The request:
Every entry must be echoed exactly.

Source records:

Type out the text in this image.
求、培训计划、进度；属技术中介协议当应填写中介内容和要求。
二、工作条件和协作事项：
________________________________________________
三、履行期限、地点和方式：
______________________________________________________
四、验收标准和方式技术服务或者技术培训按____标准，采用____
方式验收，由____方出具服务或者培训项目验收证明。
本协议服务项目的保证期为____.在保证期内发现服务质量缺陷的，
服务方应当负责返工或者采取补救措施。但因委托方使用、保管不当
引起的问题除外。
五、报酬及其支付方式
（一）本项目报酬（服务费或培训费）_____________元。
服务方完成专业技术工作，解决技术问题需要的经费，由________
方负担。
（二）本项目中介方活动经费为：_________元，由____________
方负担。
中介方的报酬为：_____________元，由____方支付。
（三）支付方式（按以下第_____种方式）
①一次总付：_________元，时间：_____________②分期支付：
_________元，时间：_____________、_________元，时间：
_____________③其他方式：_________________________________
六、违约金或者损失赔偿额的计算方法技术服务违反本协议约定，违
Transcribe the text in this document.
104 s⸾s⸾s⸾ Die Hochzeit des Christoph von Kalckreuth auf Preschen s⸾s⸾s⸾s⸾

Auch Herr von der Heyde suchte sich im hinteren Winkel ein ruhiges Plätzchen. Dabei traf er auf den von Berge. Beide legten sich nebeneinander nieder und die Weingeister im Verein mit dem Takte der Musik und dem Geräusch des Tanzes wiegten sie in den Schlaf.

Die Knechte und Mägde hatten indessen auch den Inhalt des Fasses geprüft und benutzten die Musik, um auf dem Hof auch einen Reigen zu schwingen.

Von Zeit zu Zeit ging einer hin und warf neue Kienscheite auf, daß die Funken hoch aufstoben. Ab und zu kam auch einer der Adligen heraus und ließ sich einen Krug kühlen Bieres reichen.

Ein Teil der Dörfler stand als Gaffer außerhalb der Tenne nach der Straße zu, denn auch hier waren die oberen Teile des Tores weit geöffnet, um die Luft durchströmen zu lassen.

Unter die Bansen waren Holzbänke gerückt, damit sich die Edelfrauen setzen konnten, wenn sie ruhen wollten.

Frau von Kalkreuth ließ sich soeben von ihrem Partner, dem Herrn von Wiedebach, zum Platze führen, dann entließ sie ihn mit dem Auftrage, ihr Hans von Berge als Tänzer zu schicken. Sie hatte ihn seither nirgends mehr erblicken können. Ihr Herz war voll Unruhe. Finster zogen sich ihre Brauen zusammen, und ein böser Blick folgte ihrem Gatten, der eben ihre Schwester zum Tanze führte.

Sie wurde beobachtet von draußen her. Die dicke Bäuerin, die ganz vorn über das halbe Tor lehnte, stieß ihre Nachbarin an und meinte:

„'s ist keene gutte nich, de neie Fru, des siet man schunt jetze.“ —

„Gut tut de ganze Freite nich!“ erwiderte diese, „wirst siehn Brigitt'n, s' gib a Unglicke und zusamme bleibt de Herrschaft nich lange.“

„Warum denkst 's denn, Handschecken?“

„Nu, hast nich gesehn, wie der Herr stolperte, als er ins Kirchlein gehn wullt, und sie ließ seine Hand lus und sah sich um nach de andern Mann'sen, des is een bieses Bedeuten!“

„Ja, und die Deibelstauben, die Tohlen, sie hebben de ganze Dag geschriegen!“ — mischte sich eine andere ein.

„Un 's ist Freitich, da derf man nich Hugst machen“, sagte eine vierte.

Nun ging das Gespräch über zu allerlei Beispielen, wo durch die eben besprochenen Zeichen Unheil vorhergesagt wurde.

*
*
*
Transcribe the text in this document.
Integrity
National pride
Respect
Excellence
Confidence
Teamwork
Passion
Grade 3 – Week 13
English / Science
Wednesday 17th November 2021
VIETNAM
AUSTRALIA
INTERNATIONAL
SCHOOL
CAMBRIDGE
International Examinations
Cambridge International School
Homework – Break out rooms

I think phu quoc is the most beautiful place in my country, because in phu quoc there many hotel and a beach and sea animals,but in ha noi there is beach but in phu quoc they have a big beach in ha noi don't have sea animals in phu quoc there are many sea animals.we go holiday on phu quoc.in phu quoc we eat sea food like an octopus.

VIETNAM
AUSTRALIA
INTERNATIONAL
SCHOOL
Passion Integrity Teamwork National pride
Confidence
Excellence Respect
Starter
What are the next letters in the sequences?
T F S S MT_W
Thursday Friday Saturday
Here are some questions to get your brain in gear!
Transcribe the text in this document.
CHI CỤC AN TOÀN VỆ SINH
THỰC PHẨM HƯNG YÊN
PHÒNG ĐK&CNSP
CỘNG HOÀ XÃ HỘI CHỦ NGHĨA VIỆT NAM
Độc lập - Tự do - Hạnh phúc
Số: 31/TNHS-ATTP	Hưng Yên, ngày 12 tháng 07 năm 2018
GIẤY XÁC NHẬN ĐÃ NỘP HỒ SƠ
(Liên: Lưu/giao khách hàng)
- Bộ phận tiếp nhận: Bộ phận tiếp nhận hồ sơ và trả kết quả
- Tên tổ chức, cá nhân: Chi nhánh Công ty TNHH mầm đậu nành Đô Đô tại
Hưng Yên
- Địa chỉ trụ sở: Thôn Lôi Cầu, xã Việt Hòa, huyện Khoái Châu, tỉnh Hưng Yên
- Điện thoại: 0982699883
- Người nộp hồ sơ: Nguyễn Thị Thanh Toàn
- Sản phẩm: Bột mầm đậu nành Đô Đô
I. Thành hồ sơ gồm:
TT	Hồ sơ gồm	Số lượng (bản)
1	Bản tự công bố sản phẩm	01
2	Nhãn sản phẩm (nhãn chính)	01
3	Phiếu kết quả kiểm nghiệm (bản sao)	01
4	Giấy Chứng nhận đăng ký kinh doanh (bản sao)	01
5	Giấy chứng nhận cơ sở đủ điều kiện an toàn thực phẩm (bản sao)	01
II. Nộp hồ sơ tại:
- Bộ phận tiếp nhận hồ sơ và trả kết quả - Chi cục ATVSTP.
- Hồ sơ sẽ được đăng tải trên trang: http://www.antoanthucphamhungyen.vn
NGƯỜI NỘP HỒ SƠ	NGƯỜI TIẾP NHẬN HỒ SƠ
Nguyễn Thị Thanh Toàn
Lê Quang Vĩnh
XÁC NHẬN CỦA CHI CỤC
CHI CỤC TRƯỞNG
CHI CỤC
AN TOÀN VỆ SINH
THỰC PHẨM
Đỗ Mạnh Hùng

Reply:
Type out the text in this image.
求、培训计划、进度；属技术中介协议当应填写中介内容和要求。
二、工作条件和协作事项：
________________________________________________
三、履行期限、地点和方式：
______________________________________________________
四、验收标准和方式技术服务或者技术培训按____标准，采用____
方式验收，由____方出具服务或者培训项目验收证明。
本协议服务项目的保证期为____.在保证期内发现服务质量缺陷的，
服务方应当负责返工或者采取补救措施。但因委托方使用、保管不当
引起的问题除外。
五、报酬及其支付方式
（一）本项目报酬（服务费或培训费）_____________元。
服务方完成专业技术工作，解决技术问题需要的经费，由________
方负担。
（二）本项目中介方活动经费为：_________元，由____________
方负担。
中介方的报酬为：_____________元，由____方支付。
（三）支付方式（按以下第_____种方式）
①一次总付：_________元，时间：_____________②分期支付：
_________元，时间：_____________、_________元，时间：
_____________③其他方式：_________________________________
六、违约金或者损失赔偿额的计算方法技术服务违反本协议约定，违
Transcribe the text in this document.
104 s⸾s⸾s⸾ Die Hochzeit des Christoph von Kalckreuth auf Preschen s⸾s⸾s⸾s⸾

Auch Herr von der Heyde suchte sich im hinteren Winkel ein ruhiges Plätzchen. Dabei traf er auf den von Berge. Beide legten sich nebeneinander nieder und die Weingeister im Verein mit dem Takte der Musik und dem Geräusch des Tanzes wiegten sie in den Schlaf.

Die Knechte und Mägde hatten indessen auch den Inhalt des Fasses geprüft und benutzten die Musik, um auf dem Hof auch einen Reigen zu schwingen.

Von Zeit zu Zeit ging einer hin und warf neue Kienscheite auf, daß die Funken hoch aufstoben. Ab und zu kam auch einer der Adligen heraus und ließ sich einen Krug kühlen Bieres reichen.

Ein Teil der Dörfler stand als Gaffer außerhalb der Tenne nach der Straße zu, denn auch hier waren die oberen Teile des Tores weit geöffnet, um die Luft durchströmen zu lassen.

Unter die Bansen waren Holzbänke gerückt, damit sich die Edelfrauen setzen konnten, wenn sie ruhen wollten.

Frau von Kalkreuth ließ sich soeben von ihrem Partner, dem Herrn von Wiedebach, zum Platze führen, dann entließ sie ihn mit dem Auftrage, ihr Hans von Berge als Tänzer zu schicken. Sie hatte ihn seither nirgends mehr erblicken können. Ihr Herz war voll Unruhe. Finster zogen sich ihre Brauen zusammen, und ein böser Blick folgte ihrem Gatten, der eben ihre Schwester zum Tanze führte.

Sie wurde beobachtet von draußen her. Die dicke Bäuerin, die ganz vorn über das halbe Tor lehnte, stieß ihre Nachbarin an und meinte:

„'s ist keene gutte nich, de neie Fru, des siet man schunt jetze.“ —

„Gut tut de ganze Freite nich!“ erwiderte diese, „wirst siehn Brigitt'n, s' gib a Unglicke und zusamme bleibt de Herrschaft nich lange.“

„Warum denkst 's denn, Handschecken?“

„Nu, hast nich gesehn, wie der Herr stolperte, als er ins Kirchlein gehn wullt, und sie ließ seine Hand lus und sah sich um nach de andern Mann'sen, des is een bieses Bedeuten!“

„Ja, und die Deibelstauben, die Tohlen, sie hebben de ganze Dag geschriegen!“ — mischte sich eine andere ein.

„Un 's ist Freitich, da derf man nich Hugst machen“, sagte eine vierte.

Nun ging das Gespräch über zu allerlei Beispielen, wo durch die eben besprochenen Zeichen Unheil vorhergesagt wurde.

*
*
*
Transcribe the text in this document.
Integrity
National pride
Respect
Excellence
Confidence
Teamwork
Passion
Grade 3 – Week 13
English / Science
Wednesday 17th November 2021
VIETNAM
AUSTRALIA
INTERNATIONAL
SCHOOL
CAMBRIDGE
International Examinations
Cambridge International School
Homework – Break out rooms

I think phu quoc is the most beautiful place in my country, because in phu quoc there many hotel and a beach and sea animals,but in ha noi there is beach but in phu quoc they have a big beach in ha noi don't have sea animals in phu quoc there are many sea animals.we go holiday on phu quoc.in phu quoc we eat sea food like an octopus.

VIETNAM
AUSTRALIA
INTERNATIONAL
SCHOOL
Passion Integrity Teamwork National pride
Confidence
Excellence Respect
Starter
What are the next letters in the sequences?
T F S S MT_W
Thursday Friday Saturday
Here are some questions to get your brain in gear!
Transcribe the text in this document.
CHI CỤC AN TOÀN VỆ SINH
THỰC PHẨM HƯNG YÊN
PHÒNG ĐK&CNSP
CỘNG HOÀ XÃ HỘI CHỦ NGHĨA VIỆT NAM
Độc lập - Tự do - Hạnh phúc
Số: 31/TNHS-ATTP	Hưng Yên, ngày 12 tháng 07 năm 2018
GIẤY XÁC NHẬN ĐÃ NỘP HỒ SƠ
(Liên: Lưu/giao khách hàng)
- Bộ phận tiếp nhận: Bộ phận tiếp nhận hồ sơ và trả kết quả
- Tên tổ chức, cá nhân: Chi nhánh Công ty TNHH mầm đậu nành Đô Đô tại
Hưng Yên
- Địa chỉ trụ sở: Thôn Lôi Cầu, xã Việt Hòa, huyện Khoái Châu, tỉnh Hưng Yên
- Điện thoại: 0982699883
- Người nộp hồ sơ: Nguyễn Thị Thanh Toàn
- Sản phẩm: Bột mầm đậu nành Đô Đô
I. Thành hồ sơ gồm:
TT	Hồ sơ gồm	Số lượng (bản)
1	Bản tự công bố sản phẩm	01
2	Nhãn sản phẩm (nhãn chính)	01
3	Phiếu kết quả kiểm nghiệm (bản sao)	01
4	Giấy Chứng nhận đăng ký kinh doanh (bản sao)	01
5	Giấy chứng nhận cơ sở đủ điều kiện an toàn thực phẩm (bản sao)	01
II. Nộp hồ sơ tại:
- Bộ phận tiếp nhận hồ sơ và trả kết quả - Chi cục ATVSTP.
- Hồ sơ sẽ được đăng tải trên trang: http://www.antoanthucphamhungyen.vn
NGƯỜI NỘP HỒ SƠ	NGƯỜI TIẾP NHẬN HỒ SƠ
Nguyễn Thị Thanh Toàn
Lê Quang Vĩnh
XÁC NHẬN CỦA CHI CỤC
CHI CỤC TRƯỞNG
CHI CỤC
AN TOÀN VỆ SINH
THỰC PHẨM
Đỗ Mạnh Hùng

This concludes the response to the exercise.